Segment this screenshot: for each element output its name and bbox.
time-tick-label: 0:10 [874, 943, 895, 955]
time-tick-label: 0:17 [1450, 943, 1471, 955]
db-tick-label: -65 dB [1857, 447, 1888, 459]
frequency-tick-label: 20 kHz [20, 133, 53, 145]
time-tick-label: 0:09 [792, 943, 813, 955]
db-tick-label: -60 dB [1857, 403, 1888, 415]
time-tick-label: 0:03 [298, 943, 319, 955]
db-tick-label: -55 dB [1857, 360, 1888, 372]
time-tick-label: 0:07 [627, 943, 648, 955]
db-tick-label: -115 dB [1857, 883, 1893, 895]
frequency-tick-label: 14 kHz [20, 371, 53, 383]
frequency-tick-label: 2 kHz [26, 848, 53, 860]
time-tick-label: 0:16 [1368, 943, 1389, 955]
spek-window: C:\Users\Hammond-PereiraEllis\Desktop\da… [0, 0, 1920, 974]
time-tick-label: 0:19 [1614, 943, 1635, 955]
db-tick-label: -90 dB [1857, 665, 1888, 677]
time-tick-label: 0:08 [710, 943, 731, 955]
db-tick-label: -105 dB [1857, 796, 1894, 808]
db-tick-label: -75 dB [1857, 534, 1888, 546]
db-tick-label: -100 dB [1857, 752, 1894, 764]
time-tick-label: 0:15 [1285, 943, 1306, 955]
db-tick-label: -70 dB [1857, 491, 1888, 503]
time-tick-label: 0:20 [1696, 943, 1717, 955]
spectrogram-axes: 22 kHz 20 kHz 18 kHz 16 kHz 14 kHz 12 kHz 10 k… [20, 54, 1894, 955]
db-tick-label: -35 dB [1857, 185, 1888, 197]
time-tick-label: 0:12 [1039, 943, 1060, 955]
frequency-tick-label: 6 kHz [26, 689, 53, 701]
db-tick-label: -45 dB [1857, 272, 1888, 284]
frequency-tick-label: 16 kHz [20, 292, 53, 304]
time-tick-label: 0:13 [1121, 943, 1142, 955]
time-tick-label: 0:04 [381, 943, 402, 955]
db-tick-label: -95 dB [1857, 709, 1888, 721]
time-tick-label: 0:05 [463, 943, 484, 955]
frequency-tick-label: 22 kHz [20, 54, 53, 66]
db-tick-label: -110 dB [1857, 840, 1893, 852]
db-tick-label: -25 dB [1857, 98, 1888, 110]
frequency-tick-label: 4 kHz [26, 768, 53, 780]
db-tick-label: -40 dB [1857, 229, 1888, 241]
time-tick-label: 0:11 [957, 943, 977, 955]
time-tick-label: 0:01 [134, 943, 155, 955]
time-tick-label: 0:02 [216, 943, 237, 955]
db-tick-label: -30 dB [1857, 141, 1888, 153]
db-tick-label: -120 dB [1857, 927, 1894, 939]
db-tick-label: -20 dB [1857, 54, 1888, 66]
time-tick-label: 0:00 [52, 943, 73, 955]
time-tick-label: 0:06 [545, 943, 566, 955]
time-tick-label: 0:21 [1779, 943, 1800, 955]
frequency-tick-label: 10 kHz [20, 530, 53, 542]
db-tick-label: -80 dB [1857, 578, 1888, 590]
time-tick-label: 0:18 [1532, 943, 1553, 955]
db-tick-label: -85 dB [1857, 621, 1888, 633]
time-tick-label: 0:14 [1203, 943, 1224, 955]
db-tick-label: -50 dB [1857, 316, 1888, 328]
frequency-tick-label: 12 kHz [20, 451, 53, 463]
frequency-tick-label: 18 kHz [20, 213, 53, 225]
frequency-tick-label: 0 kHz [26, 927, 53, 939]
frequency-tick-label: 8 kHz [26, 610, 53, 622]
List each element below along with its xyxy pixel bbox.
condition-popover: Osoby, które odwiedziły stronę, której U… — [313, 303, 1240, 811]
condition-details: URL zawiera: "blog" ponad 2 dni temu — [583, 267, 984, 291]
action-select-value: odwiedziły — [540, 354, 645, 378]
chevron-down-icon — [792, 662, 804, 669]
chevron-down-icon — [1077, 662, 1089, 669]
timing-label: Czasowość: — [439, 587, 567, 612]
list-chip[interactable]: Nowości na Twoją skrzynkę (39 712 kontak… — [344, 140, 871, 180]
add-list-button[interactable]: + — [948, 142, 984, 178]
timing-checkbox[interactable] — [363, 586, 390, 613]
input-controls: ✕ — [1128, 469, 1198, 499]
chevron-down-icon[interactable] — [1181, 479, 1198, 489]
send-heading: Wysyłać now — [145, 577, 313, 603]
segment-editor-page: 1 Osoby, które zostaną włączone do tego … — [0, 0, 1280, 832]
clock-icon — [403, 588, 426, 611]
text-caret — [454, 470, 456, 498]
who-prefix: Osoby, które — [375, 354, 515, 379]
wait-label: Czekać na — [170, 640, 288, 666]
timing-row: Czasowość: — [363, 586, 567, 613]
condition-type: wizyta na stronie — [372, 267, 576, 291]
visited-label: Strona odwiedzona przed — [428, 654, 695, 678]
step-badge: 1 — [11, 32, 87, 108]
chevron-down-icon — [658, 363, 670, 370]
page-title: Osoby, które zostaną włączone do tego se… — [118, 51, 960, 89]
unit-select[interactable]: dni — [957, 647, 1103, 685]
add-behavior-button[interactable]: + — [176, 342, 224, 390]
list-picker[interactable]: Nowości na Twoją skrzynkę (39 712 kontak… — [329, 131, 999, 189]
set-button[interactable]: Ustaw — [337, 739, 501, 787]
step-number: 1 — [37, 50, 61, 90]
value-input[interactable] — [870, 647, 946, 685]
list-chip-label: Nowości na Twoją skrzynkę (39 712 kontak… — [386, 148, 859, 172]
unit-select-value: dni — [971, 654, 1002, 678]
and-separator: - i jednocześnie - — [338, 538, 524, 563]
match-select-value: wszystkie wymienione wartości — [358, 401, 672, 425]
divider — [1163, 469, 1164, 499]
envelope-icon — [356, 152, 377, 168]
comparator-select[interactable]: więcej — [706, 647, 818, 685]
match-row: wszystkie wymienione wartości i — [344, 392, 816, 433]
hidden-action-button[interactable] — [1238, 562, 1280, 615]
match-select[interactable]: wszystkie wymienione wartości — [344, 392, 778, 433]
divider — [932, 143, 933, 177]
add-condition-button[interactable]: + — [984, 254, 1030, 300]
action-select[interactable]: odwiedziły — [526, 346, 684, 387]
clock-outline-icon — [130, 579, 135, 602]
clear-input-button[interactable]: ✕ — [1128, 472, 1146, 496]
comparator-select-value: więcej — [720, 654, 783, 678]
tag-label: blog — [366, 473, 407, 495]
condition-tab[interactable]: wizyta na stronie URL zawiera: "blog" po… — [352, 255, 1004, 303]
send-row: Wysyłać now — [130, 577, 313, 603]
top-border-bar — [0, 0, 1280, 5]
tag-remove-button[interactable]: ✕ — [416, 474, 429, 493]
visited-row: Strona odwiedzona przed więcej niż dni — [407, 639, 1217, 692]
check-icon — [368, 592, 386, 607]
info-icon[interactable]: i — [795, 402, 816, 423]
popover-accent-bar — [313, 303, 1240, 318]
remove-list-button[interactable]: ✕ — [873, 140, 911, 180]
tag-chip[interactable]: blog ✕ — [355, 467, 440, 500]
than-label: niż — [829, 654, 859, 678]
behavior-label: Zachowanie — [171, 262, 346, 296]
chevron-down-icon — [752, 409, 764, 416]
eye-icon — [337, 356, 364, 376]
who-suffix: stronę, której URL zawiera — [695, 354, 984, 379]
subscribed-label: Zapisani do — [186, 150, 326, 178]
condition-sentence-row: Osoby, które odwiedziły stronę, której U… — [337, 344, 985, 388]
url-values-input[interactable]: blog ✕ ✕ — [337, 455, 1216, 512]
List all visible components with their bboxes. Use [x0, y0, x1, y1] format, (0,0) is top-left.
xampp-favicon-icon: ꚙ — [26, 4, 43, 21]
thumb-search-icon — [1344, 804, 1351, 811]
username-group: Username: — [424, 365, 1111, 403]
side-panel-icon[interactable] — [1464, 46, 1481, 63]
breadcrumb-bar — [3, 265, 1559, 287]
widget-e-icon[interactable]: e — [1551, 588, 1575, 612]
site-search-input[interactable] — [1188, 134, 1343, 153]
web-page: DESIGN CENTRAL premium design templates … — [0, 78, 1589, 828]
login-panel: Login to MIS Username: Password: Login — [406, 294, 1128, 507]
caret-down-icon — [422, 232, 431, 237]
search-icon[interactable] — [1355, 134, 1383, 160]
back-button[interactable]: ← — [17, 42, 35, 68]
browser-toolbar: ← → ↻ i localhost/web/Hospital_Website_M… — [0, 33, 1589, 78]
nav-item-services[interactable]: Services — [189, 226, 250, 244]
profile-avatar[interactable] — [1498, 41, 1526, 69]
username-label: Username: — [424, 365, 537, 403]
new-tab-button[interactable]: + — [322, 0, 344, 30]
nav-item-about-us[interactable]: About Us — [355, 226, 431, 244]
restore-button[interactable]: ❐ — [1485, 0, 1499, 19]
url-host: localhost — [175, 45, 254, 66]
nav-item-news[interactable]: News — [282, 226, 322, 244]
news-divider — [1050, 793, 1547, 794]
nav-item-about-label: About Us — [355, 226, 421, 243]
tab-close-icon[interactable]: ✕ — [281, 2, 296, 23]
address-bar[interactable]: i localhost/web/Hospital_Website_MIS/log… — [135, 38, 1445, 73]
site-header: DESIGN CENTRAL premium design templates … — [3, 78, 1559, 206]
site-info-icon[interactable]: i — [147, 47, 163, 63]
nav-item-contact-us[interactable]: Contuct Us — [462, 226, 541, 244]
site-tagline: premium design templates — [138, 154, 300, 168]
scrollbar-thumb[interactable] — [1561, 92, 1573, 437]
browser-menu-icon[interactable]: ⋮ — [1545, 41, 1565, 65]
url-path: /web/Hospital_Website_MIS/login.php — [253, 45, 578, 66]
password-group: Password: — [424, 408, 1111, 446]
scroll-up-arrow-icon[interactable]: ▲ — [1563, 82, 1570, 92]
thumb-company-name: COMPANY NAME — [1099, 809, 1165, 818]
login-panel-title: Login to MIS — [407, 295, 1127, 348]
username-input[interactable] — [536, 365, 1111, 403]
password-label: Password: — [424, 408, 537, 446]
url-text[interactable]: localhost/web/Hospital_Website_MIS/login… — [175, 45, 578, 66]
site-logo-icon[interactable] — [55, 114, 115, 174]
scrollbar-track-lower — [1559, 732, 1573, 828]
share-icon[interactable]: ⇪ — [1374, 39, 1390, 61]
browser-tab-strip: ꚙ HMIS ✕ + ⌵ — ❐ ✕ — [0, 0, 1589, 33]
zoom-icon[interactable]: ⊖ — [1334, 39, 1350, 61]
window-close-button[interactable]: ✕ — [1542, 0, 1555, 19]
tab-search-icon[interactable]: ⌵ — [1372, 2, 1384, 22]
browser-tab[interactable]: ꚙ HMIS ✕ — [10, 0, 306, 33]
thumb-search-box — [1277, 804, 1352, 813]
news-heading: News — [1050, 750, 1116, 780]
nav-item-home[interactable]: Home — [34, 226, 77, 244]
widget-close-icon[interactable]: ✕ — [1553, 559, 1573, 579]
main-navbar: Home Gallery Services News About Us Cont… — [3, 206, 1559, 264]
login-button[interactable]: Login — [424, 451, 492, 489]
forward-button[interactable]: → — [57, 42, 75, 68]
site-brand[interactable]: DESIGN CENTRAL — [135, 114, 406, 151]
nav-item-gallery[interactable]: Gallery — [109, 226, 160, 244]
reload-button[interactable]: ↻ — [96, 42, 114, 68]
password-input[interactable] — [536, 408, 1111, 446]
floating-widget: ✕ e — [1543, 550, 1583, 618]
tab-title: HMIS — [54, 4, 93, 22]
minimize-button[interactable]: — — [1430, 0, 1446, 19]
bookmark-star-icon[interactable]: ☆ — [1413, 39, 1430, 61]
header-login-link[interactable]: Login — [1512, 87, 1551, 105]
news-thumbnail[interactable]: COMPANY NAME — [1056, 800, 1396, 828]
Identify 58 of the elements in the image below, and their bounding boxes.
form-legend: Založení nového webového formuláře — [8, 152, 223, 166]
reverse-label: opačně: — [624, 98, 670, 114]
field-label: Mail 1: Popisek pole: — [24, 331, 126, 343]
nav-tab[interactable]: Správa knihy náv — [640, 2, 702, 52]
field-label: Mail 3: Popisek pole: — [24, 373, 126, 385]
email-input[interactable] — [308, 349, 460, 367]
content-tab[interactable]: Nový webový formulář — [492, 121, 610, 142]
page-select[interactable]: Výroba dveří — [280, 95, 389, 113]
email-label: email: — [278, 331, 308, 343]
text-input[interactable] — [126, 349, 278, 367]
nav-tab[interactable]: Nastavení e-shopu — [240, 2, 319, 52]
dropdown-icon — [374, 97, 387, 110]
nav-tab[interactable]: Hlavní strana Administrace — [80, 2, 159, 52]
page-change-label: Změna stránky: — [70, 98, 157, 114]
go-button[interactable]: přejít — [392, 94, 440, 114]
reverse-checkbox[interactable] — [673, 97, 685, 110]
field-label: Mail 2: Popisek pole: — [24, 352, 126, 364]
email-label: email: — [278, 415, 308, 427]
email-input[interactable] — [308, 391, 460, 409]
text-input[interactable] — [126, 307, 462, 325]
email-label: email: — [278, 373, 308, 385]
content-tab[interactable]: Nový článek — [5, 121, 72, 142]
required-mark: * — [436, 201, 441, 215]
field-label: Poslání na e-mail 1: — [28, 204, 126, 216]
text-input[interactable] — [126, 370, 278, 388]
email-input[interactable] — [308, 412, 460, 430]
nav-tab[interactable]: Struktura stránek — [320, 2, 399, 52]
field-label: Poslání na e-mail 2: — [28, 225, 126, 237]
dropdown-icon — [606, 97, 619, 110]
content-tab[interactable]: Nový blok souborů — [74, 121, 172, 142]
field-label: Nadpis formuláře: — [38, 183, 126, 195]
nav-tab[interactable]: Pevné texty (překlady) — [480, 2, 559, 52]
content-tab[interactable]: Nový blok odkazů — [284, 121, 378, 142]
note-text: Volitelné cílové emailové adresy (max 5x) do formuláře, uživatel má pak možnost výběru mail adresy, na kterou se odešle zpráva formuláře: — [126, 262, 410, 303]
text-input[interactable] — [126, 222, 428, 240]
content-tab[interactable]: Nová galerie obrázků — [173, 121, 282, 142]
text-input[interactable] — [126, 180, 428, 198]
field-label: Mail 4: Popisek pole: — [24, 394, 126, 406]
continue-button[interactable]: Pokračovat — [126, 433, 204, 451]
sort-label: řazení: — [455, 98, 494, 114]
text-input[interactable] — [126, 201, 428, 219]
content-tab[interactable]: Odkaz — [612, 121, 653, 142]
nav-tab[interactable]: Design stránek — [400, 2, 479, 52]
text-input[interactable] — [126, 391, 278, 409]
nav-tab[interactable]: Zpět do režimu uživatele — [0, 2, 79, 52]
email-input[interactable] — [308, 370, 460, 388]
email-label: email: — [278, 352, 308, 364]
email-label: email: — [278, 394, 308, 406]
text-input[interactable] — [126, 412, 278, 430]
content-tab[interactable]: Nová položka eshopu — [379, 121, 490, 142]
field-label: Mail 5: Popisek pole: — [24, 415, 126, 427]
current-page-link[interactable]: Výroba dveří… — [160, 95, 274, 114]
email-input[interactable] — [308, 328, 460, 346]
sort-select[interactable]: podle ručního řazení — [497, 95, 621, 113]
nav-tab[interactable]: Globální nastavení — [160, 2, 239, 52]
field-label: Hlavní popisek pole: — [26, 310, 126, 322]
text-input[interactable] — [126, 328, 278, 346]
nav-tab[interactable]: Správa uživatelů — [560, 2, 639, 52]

_TASK PROMPT_. Rewrite the material above, from its first line through the line containing "frequency-tick-label: 22 kHz [20, 54, 53, 66]", as a Markdown table with the columns Row and Entry. Number each line and leave out any blank lines.

_RESULT FOR THIS EXERCISE_.
| Row | Entry |
|---|---|
| 1 | Segment this screenshot: for each element output its name and bbox. |
| 2 | time-tick-label: 0:10 [874, 943, 895, 955] |
| 3 | time-tick-label: 0:17 [1450, 943, 1471, 955] |
| 4 | db-tick-label: -65 dB [1857, 447, 1888, 459] |
| 5 | frequency-tick-label: 20 kHz [20, 133, 53, 145] |
| 6 | time-tick-label: 0:09 [792, 943, 813, 955] |
| 7 | db-tick-label: -60 dB [1857, 403, 1888, 415] |
| 8 | time-tick-label: 0:03 [298, 943, 319, 955] |
| 9 | db-tick-label: -55 dB [1857, 360, 1888, 372] |
| 10 | time-tick-label: 0:07 [627, 943, 648, 955] |
| 11 | db-tick-label: -115 dB [1857, 883, 1893, 895] |
| 12 | frequency-tick-label: 14 kHz [20, 371, 53, 383] |
| 13 | frequency-tick-label: 2 kHz [26, 848, 53, 860] |
| 14 | time-tick-label: 0:16 [1368, 943, 1389, 955] |
| 15 | spek-window: C:\Users\Hammond-PereiraEllis\Desktop\da… [0, 0, 1920, 974] |
| 16 | time-tick-label: 0:19 [1614, 943, 1635, 955] |
| 17 | db-tick-label: -90 dB [1857, 665, 1888, 677] |
| 18 | time-tick-label: 0:08 [710, 943, 731, 955] |
| 19 | db-tick-label: -105 dB [1857, 796, 1894, 808] |
| 20 | db-tick-label: -75 dB [1857, 534, 1888, 546] |
| 21 | db-tick-label: -100 dB [1857, 752, 1894, 764] |
| 22 | time-tick-label: 0:15 [1285, 943, 1306, 955] |
| 23 | db-tick-label: -70 dB [1857, 491, 1888, 503] |
| 24 | time-tick-label: 0:20 [1696, 943, 1717, 955] |
| 25 | spectrogram-axes: 22 kHz 20 kHz 18 kHz 16 kHz 14 kHz 12 kHz 10 k… [20, 54, 1894, 955] |
| 26 | db-tick-label: -35 dB [1857, 185, 1888, 197] |
| 27 | time-tick-label: 0:12 [1039, 943, 1060, 955] |
| 28 | frequency-tick-label: 6 kHz [26, 689, 53, 701] |
| 29 | db-tick-label: -45 dB [1857, 272, 1888, 284] |
| 30 | frequency-tick-label: 16 kHz [20, 292, 53, 304] |
| 31 | time-tick-label: 0:13 [1121, 943, 1142, 955] |
| 32 | time-tick-label: 0:04 [381, 943, 402, 955] |
| 33 | db-tick-label: -95 dB [1857, 709, 1888, 721] |
| 34 | time-tick-label: 0:05 [463, 943, 484, 955] |
| 35 | frequency-tick-label: 22 kHz [20, 54, 53, 66] |